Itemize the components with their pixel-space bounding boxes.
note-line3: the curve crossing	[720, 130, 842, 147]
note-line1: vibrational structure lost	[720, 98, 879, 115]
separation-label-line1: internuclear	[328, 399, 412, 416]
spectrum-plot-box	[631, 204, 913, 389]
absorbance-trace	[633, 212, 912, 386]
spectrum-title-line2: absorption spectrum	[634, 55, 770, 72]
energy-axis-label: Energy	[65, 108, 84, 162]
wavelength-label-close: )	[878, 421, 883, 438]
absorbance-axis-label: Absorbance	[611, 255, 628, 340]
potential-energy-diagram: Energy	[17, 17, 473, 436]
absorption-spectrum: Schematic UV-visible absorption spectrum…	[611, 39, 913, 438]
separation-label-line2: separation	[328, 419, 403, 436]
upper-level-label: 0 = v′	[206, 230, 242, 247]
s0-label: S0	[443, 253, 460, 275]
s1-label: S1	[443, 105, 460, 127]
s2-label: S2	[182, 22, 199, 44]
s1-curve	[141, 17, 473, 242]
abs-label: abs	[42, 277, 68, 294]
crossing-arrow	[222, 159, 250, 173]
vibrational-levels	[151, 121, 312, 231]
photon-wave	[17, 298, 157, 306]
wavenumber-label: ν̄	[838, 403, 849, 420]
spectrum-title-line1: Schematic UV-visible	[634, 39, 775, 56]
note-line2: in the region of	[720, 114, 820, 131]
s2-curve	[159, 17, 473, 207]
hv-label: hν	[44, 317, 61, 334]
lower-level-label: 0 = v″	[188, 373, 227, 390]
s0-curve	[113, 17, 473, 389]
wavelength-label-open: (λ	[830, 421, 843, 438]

+---+

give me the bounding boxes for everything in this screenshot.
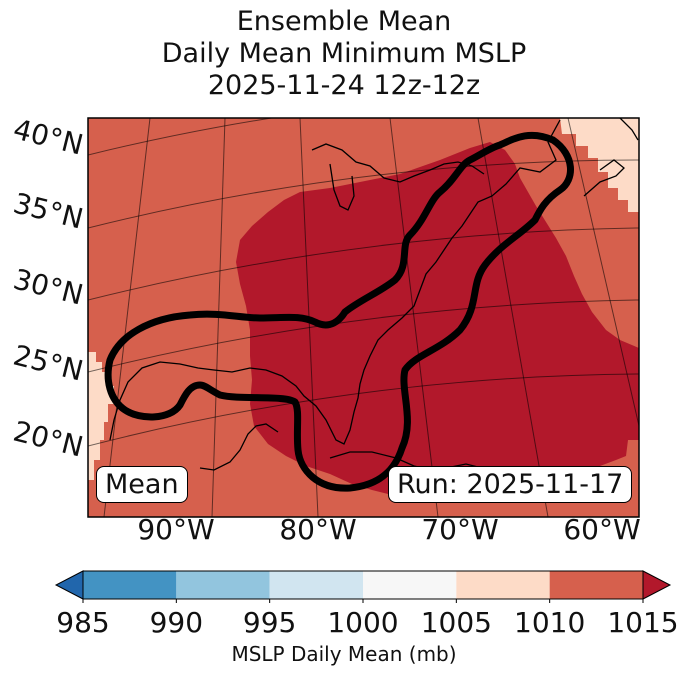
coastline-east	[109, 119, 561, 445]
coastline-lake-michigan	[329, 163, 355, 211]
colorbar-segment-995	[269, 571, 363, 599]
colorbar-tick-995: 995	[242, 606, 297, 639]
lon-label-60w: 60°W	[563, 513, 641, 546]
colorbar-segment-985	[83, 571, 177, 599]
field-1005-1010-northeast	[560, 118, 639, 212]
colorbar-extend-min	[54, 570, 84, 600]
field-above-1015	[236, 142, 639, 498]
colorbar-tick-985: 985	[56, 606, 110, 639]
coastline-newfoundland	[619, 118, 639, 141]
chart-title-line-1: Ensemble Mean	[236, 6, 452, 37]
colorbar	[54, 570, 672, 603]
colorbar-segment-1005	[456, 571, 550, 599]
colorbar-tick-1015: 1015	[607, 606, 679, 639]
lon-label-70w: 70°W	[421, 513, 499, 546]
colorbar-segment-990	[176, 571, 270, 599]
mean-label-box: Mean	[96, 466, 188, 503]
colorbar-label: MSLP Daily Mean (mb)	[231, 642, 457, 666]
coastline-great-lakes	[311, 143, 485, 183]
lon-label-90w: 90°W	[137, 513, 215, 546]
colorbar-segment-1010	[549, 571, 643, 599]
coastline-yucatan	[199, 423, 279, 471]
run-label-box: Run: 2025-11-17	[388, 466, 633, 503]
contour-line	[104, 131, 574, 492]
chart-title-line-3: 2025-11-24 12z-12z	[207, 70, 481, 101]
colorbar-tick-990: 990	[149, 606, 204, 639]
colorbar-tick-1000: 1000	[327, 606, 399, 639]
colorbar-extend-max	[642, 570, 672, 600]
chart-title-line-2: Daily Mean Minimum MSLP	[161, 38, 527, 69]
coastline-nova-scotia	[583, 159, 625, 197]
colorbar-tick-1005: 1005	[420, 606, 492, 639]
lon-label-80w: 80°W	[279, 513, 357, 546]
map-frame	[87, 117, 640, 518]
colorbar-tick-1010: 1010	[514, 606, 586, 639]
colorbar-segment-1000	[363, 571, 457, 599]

+---+

Objective:
Repeat everything from the row above containing "Itemize the components" down to the row containing "108, 84, 162]", with both of those rows included.

Task result:
Itemize the components with their pixel-space bounding boxes.
note-line3: the curve crossing	[720, 130, 842, 147]
note-line1: vibrational structure lost	[720, 98, 879, 115]
separation-label-line1: internuclear	[328, 399, 412, 416]
spectrum-plot-box	[631, 204, 913, 389]
absorbance-trace	[633, 212, 912, 386]
spectrum-title-line2: absorption spectrum	[634, 55, 770, 72]
energy-axis-label: Energy	[65, 108, 84, 162]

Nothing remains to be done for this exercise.